## DESCRIPTION OF THE TASK
Within the records that follow, find every line containing the string "Harry". Copy those lines.
((
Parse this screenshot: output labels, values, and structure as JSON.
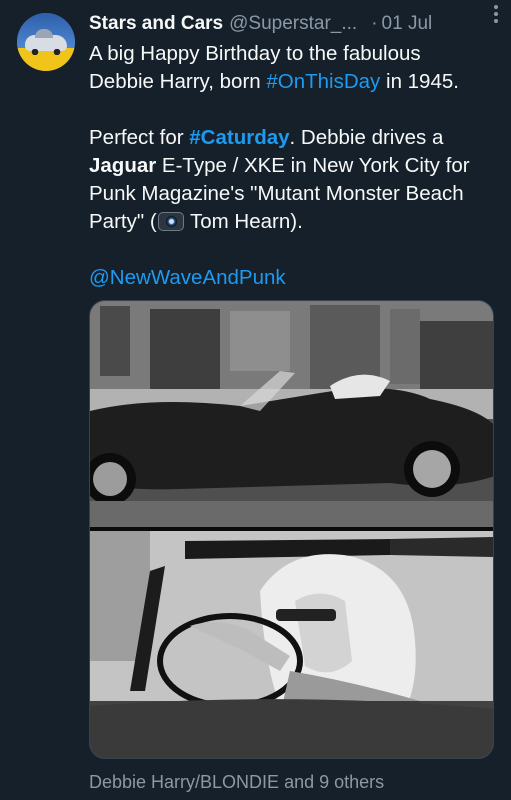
{
  "tweet": {
    "display_name": "Stars and Cars",
    "handle": "@Superstar_...",
    "separator": "·",
    "date": "01 Jul",
    "line1": "A big Happy Birthday to the fabulous",
    "line2_pre": "Debbie Harry, born ",
    "line2_hashtag": "#OnThisDay",
    "line2_post": " in 1945.",
    "line3_pre": "Perfect for ",
    "line3_hashtag": "#Caturday",
    "line3_post": ". Debbie drives a",
    "line4_bold": "Jaguar",
    "line4_post": " E-Type / XKE in New York City for",
    "line5": "Punk Magazine's \"Mutant Monster Beach",
    "line6_pre": "Party\" (",
    "line6_post": " Tom Hearn).",
    "mention": "@NewWaveAndPunk"
  },
  "footer": {
    "tagged": "Debbie Harry/BLONDIE and 9 others"
  },
  "icons": {
    "avatar": "vintage-car-avatar",
    "more": "more-vertical-icon",
    "camera": "camera-emoji-icon"
  },
  "colors": {
    "background": "#15202b",
    "text": "#f7f9f9",
    "secondary": "#8b98a5",
    "accent": "#1d9bf0"
  }
}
))
## ANSWER FOR THIS EXERCISE
    "line2_pre": "Debbie Harry, born ",
    "tagged": "Debbie Harry/BLONDIE and 9 others"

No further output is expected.